Begin TASK MATERIAL

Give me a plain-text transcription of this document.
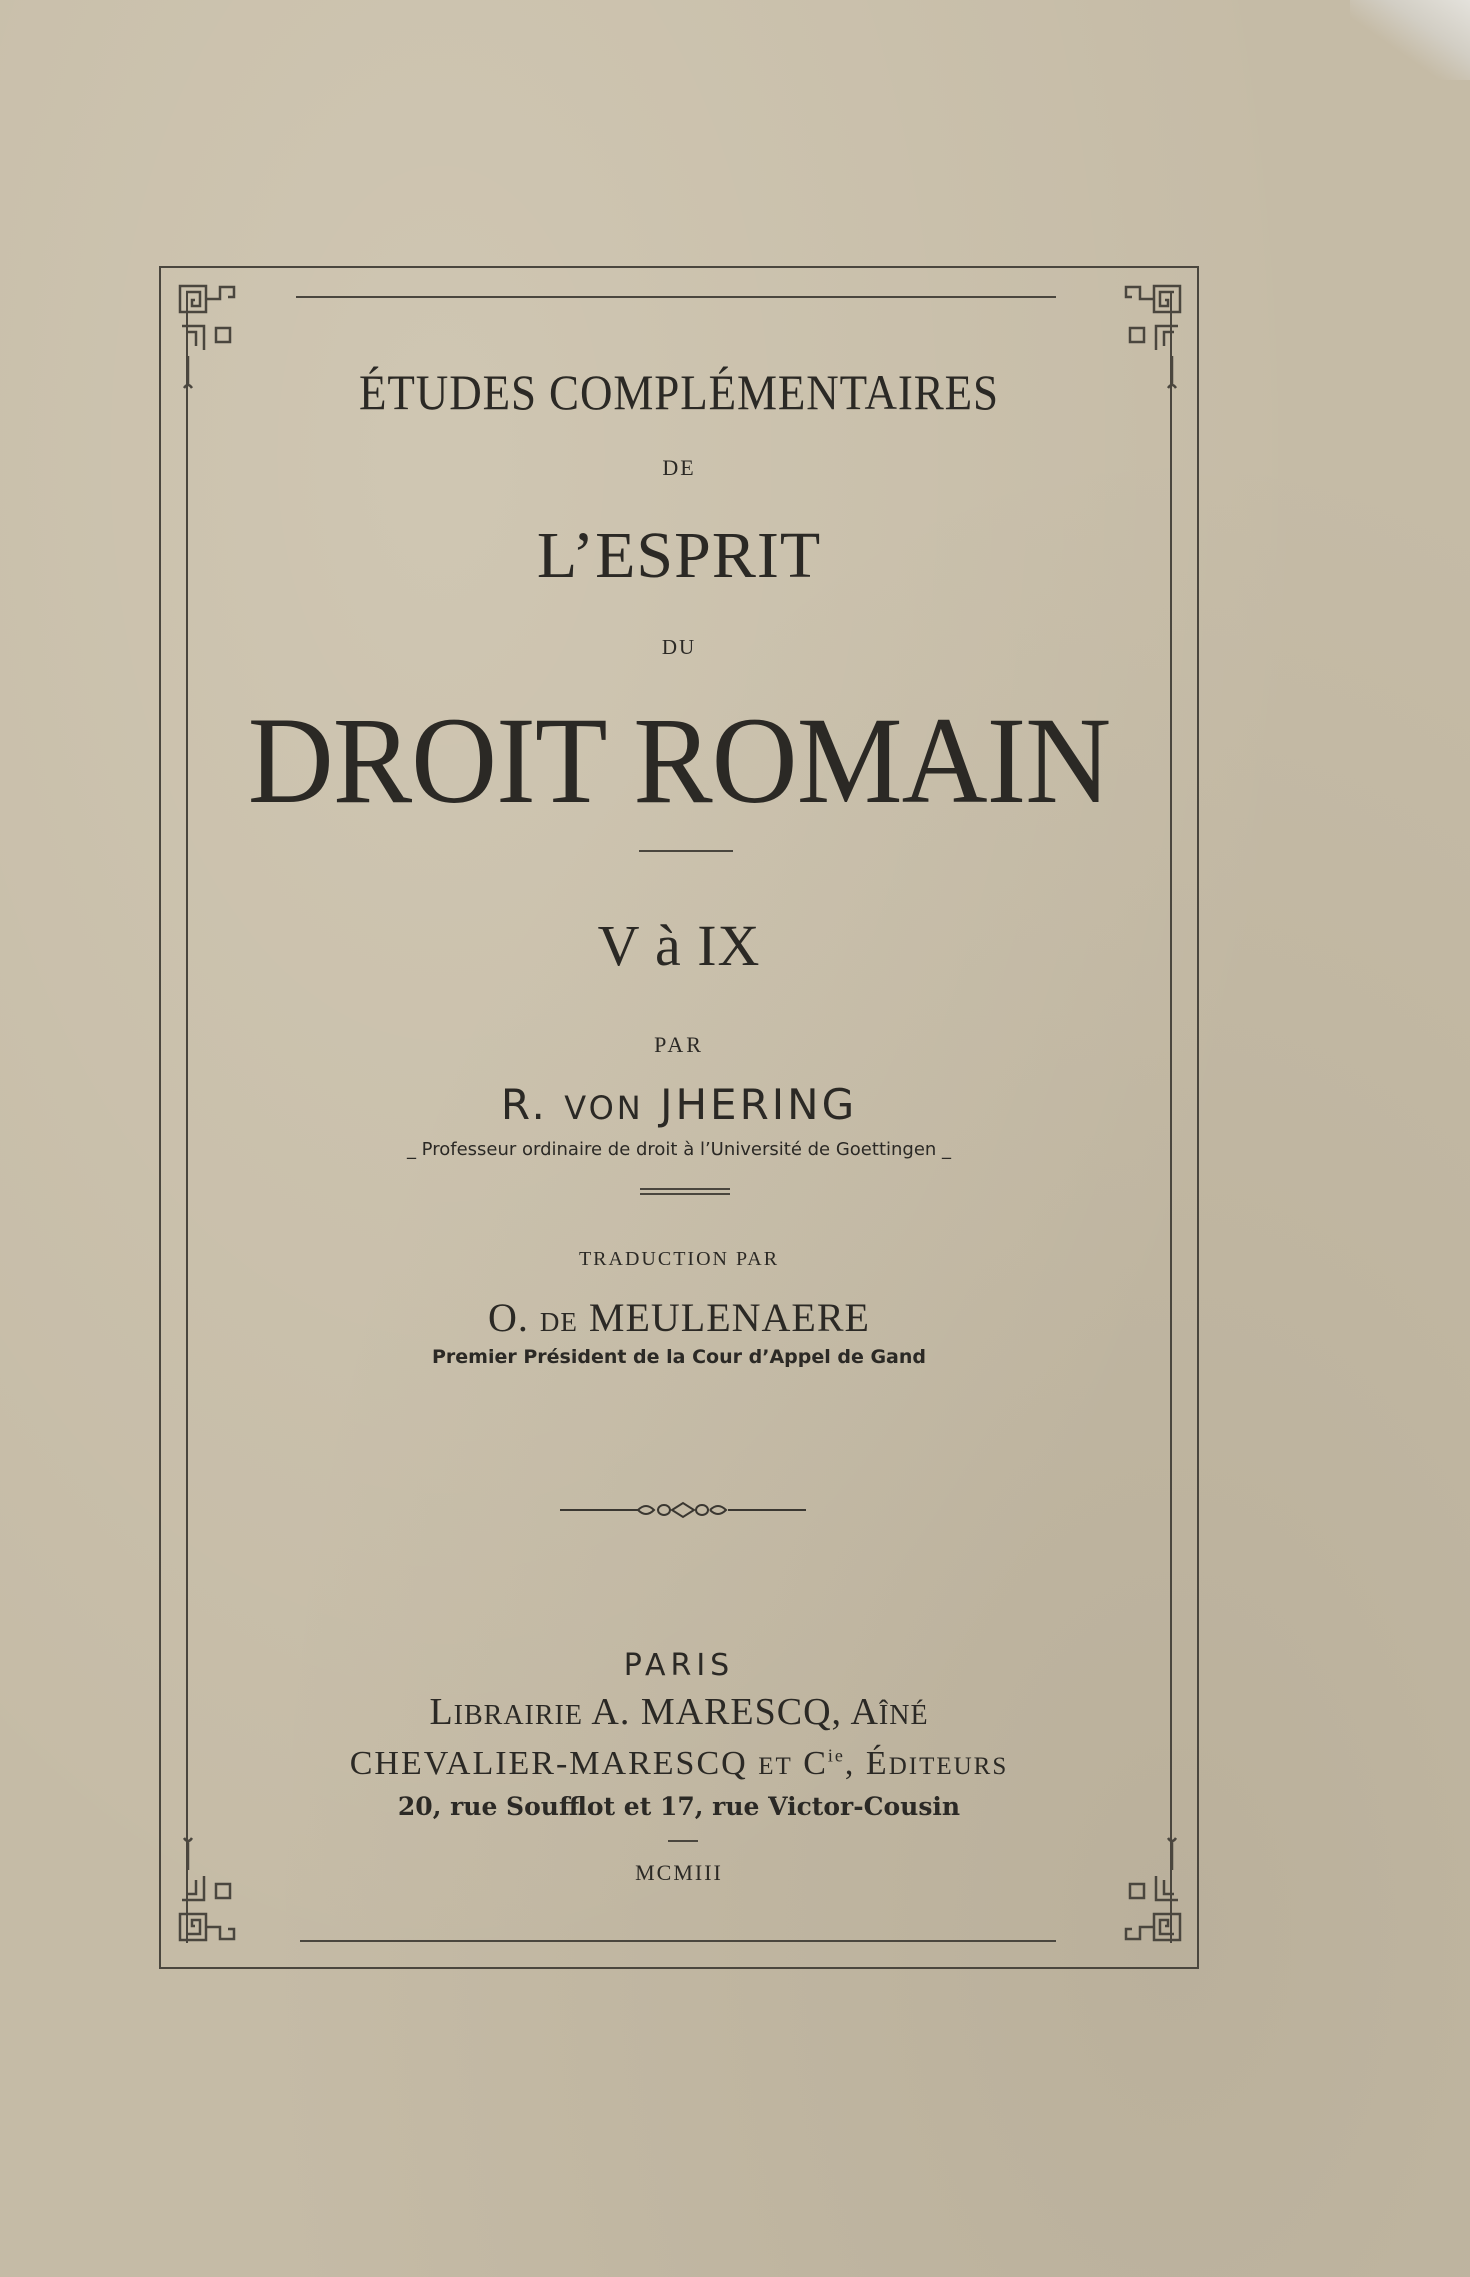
ÉTUDES COMPLÉMENTAIRES
DE
L’ESPRIT
DU
DROIT ROMAIN
V à IX
PAR
R. VON JHERING
_ Professeur ordinaire de droit à l’Université de Goettingen _
TRADUCTION PAR
O. DE MEULENAERE
Premier Président de la Cour d’Appel de Gand
PARIS
LIBRAIRIE A. MARESCQ, AÎNÉ
CHEVALIER-MARESCQ ET $C^{ie}$, ÉDITEURS
20, rue Soufflot et 17, rue Victor-Cousin
MCMIII
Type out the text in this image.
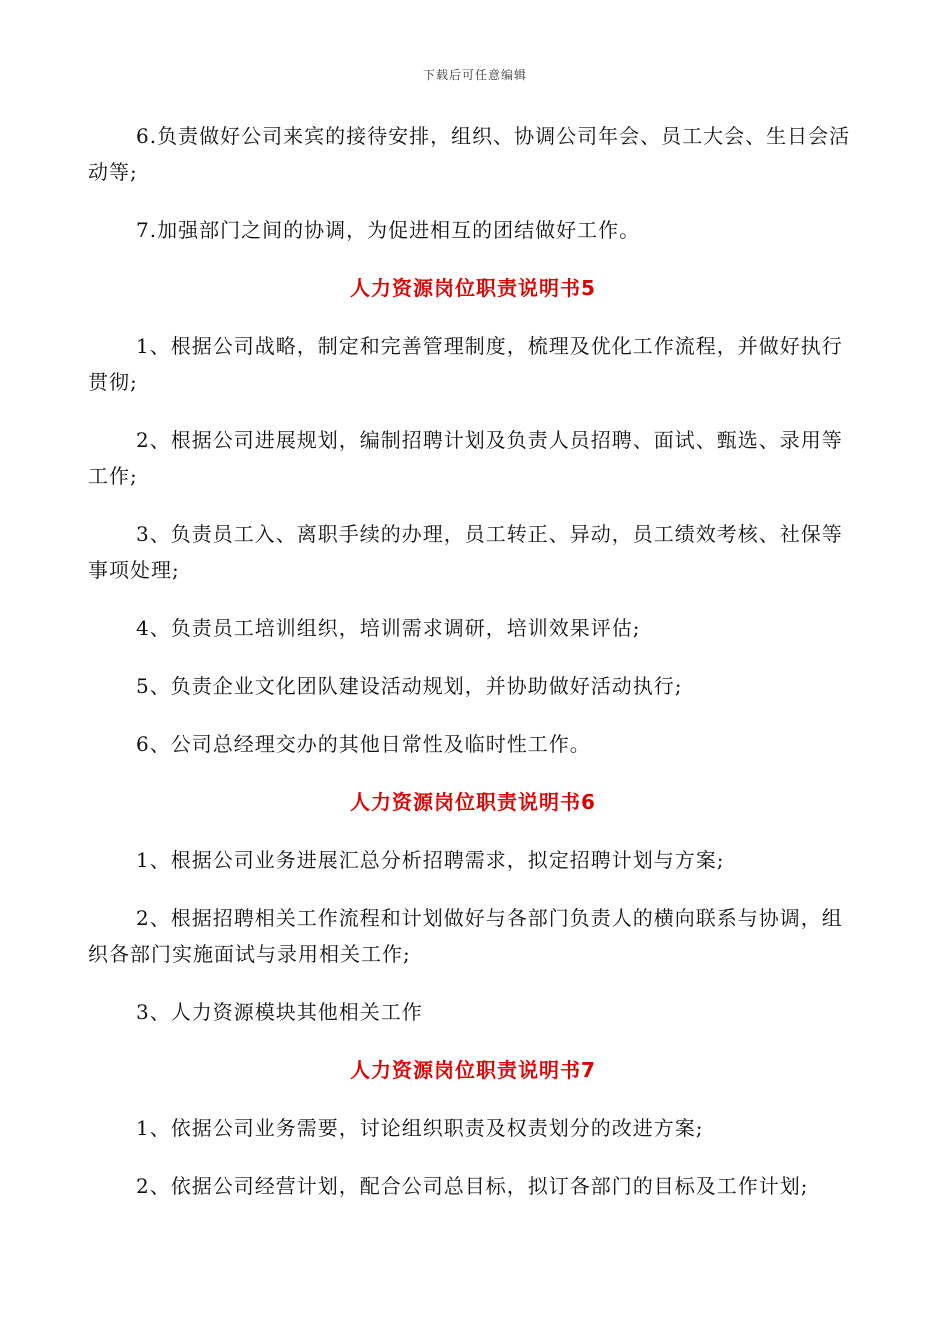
下载后可任意编辑

6.负责做好公司来宾的接待安排，组织、协调公司年会、员工大会、生日会活动等;

7.加强部门之间的协调，为促进相互的团结做好工作。

人力资源岗位职责说明书5

1、根据公司战略，制定和完善管理制度，梳理及优化工作流程，并做好执行贯彻;

2、根据公司进展规划，编制招聘计划及负责人员招聘、面试、甄选、录用等工作;

3、负责员工入、离职手续的办理，员工转正、异动，员工绩效考核、社保等事项处理;

4、负责员工培训组织，培训需求调研，培训效果评估;

5、负责企业文化团队建设活动规划，并协助做好活动执行;

6、公司总经理交办的其他日常性及临时性工作。

人力资源岗位职责说明书6

1、根据公司业务进展汇总分析招聘需求，拟定招聘计划与方案;

2、根据招聘相关工作流程和计划做好与各部门负责人的横向联系与协调，组织各部门实施面试与录用相关工作;

3、人力资源模块其他相关工作

人力资源岗位职责说明书7

1、依据公司业务需要，讨论组织职责及权责划分的改进方案;

2、依据公司经营计划，配合公司总目标，拟订各部门的目标及工作计划;
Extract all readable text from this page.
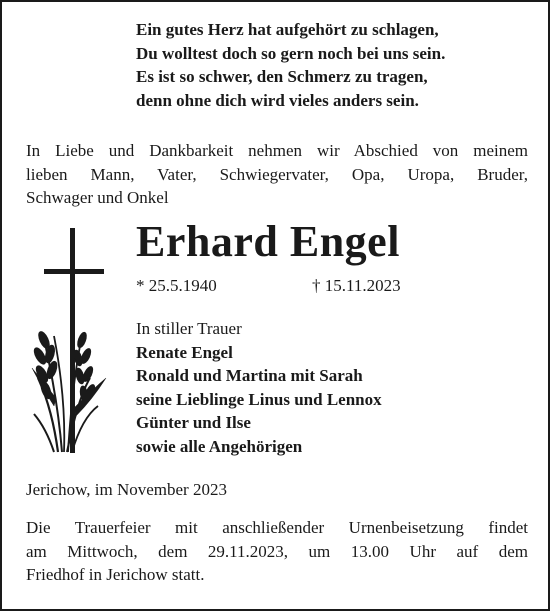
Ein gutes Herz hat aufgehört zu schlagen,
Du wolltest doch so gern noch bei uns sein.
Es ist so schwer, den Schmerz zu tragen,
denn ohne dich wird vieles anders sein.
In Liebe und Dankbarkeit nehmen wir Abschied von meinem
lieben Mann, Vater, Schwiegervater, Opa, Uropa, Bruder,
Schwager und Onkel
Erhard Engel
* 25.5.1940	† 15.11.2023
In stiller Trauer
Renate Engel
Ronald und Martina mit Sarah
seine Lieblinge Linus und Lennox
Günter und Ilse
sowie alle Angehörigen
Jerichow, im November 2023
Die Trauerfeier mit anschließender Urnenbeisetzung findet
am Mittwoch, dem 29.11.2023, um 13.00 Uhr auf dem
Friedhof in Jerichow statt.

End TASK MATERIAL

▶ [INSTRUCTION]: Extract, from the listing above, every line where the string "this" occurs.

▶ [EXPECTED ANSWER]:
Give me a plain-text transcription of this document.
Type out the text in this image.
Extract all readable text from this page.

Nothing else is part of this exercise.